[Start GIVEN INFORMATION]
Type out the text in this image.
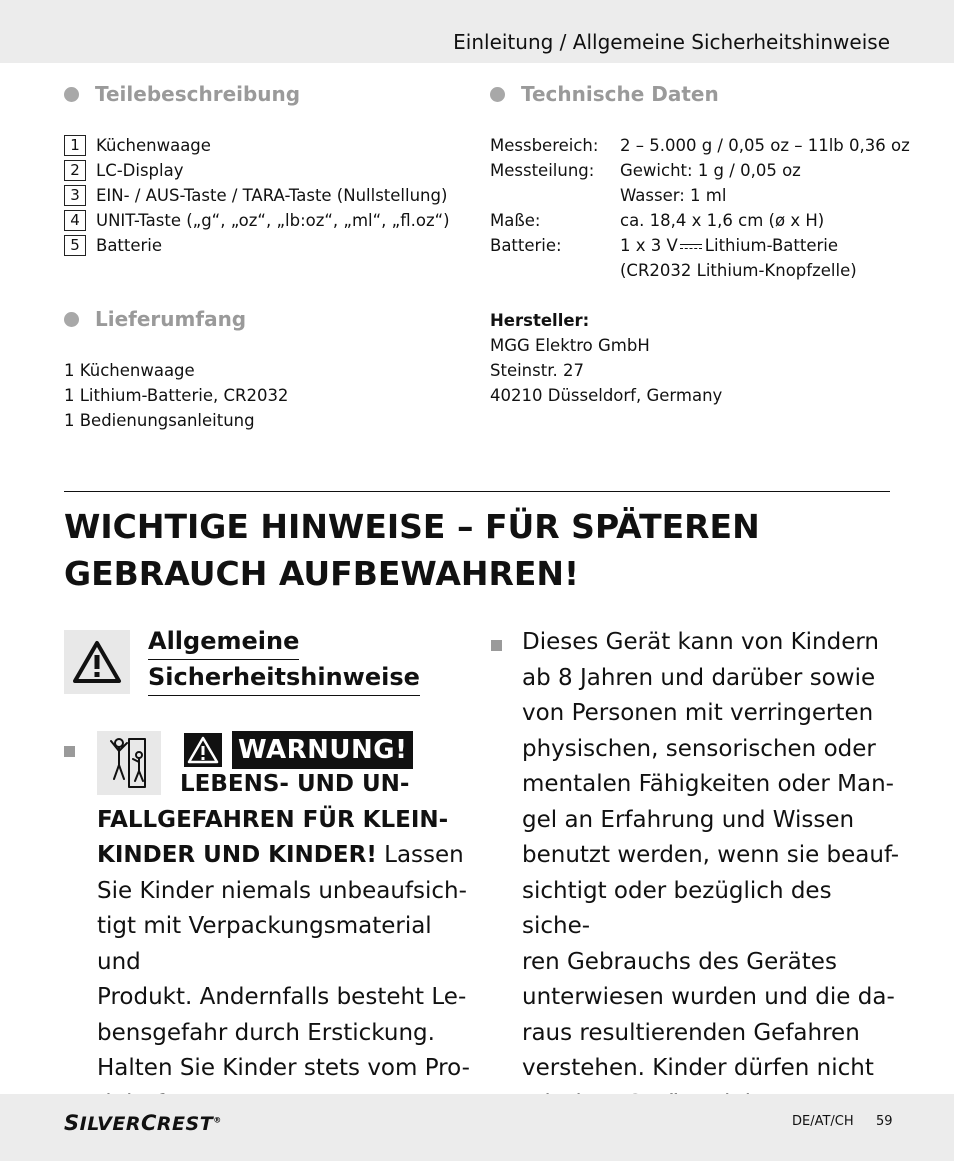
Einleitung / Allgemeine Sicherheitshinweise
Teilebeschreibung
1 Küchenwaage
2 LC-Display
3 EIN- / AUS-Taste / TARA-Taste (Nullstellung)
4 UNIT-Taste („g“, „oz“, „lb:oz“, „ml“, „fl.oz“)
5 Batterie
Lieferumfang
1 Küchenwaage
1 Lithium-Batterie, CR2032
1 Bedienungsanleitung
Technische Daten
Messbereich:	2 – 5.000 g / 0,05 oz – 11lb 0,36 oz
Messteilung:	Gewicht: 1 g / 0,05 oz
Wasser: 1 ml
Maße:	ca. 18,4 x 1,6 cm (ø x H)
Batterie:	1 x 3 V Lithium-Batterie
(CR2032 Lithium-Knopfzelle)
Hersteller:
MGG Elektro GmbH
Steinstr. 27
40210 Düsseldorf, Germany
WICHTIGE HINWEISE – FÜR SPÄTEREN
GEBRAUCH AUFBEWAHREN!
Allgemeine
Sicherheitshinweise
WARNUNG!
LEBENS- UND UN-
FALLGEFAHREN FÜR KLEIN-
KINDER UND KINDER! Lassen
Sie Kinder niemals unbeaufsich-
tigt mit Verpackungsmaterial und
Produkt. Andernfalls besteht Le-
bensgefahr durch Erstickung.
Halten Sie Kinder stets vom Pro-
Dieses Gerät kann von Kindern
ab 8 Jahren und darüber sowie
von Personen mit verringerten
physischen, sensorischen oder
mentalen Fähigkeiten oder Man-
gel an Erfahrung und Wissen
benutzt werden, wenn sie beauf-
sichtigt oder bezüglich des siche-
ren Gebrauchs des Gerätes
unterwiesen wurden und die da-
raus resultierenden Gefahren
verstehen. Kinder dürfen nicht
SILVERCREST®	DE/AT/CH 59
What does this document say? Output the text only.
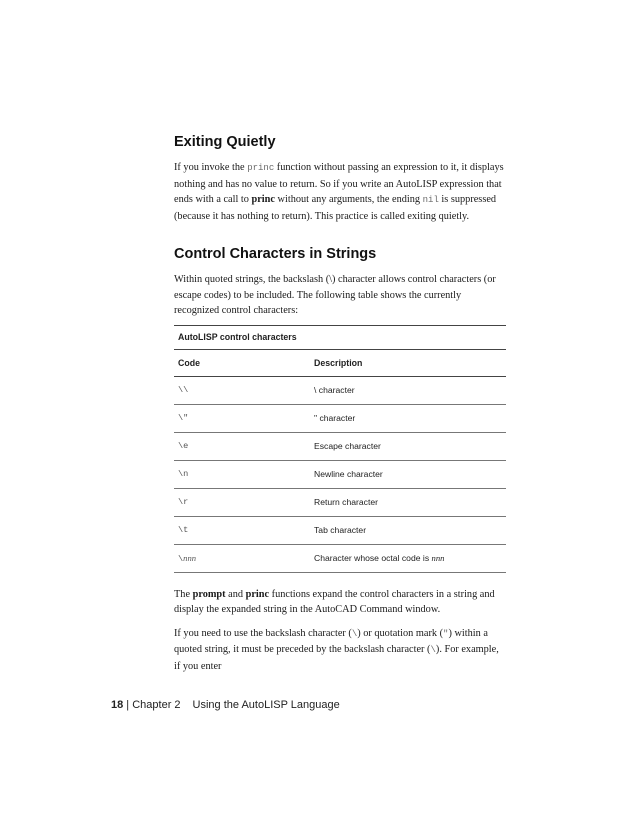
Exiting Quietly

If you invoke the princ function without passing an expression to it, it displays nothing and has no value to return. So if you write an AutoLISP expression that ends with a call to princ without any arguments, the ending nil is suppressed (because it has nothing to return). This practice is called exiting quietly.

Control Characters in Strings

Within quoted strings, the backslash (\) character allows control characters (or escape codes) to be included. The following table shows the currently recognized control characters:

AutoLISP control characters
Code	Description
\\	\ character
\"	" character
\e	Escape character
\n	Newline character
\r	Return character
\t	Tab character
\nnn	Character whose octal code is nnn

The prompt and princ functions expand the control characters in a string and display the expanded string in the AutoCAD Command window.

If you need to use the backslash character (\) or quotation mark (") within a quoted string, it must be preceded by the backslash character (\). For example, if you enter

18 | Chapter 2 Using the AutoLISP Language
[End GIVEN INFORMATION]
REQUIREMENTS
Transcribe all of the records above character for character. Exclude the pictures.

SOLVED PROBLEM
Type out the text in this image.
Einleitung / Allgemeine Sicherheitshinweise
Teilebeschreibung
1 Küchenwaage
2 LC-Display
3 EIN- / AUS-Taste / TARA-Taste (Nullstellung)
4 UNIT-Taste („g“, „oz“, „lb:oz“, „ml“, „fl.oz“)
5 Batterie
Lieferumfang
1 Küchenwaage
1 Lithium-Batterie, CR2032
1 Bedienungsanleitung
Technische Daten
Messbereich:	2 – 5.000 g / 0,05 oz – 11lb 0,36 oz
Messteilung:	Gewicht: 1 g / 0,05 oz
Wasser: 1 ml
Maße:	ca. 18,4 x 1,6 cm (ø x H)
Batterie:	1 x 3 V Lithium-Batterie
(CR2032 Lithium-Knopfzelle)
Hersteller:
MGG Elektro GmbH
Steinstr. 27
40210 Düsseldorf, Germany
WICHTIGE HINWEISE – FÜR SPÄTEREN
GEBRAUCH AUFBEWAHREN!
Allgemeine
Sicherheitshinweise
WARNUNG!
LEBENS- UND UN-
FALLGEFAHREN FÜR KLEIN-
KINDER UND KINDER! Lassen
Sie Kinder niemals unbeaufsich-
tigt mit Verpackungsmaterial und
Produkt. Andernfalls besteht Le-
bensgefahr durch Erstickung.
Halten Sie Kinder stets vom Pro-
Dieses Gerät kann von Kindern
ab 8 Jahren und darüber sowie
von Personen mit verringerten
physischen, sensorischen oder
mentalen Fähigkeiten oder Man-
gel an Erfahrung und Wissen
benutzt werden, wenn sie beauf-
sichtigt oder bezüglich des siche-
ren Gebrauchs des Gerätes
unterwiesen wurden und die da-
raus resultierenden Gefahren
verstehen. Kinder dürfen nicht
SILVERCREST®	DE/AT/CH 59
What does this document say? Output the text only.
Exiting Quietly

If you invoke the princ function without passing an expression to it, it displays nothing and has no value to return. So if you write an AutoLISP expression that ends with a call to princ without any arguments, the ending nil is suppressed (because it has nothing to return). This practice is called exiting quietly.

Control Characters in Strings

Within quoted strings, the backslash (\) character allows control characters (or escape codes) to be included. The following table shows the currently recognized control characters:

AutoLISP control characters
Code	Description
\\	\ character
\"	" character
\e	Escape character
\n	Newline character
\r	Return character
\t	Tab character
\nnn	Character whose octal code is nnn

The prompt and princ functions expand the control characters in a string and display the expanded string in the AutoCAD Command window.

If you need to use the backslash character (\) or quotation mark (") within a quoted string, it must be preceded by the backslash character (\). For example, if you enter

18 | Chapter 2 Using the AutoLISP Language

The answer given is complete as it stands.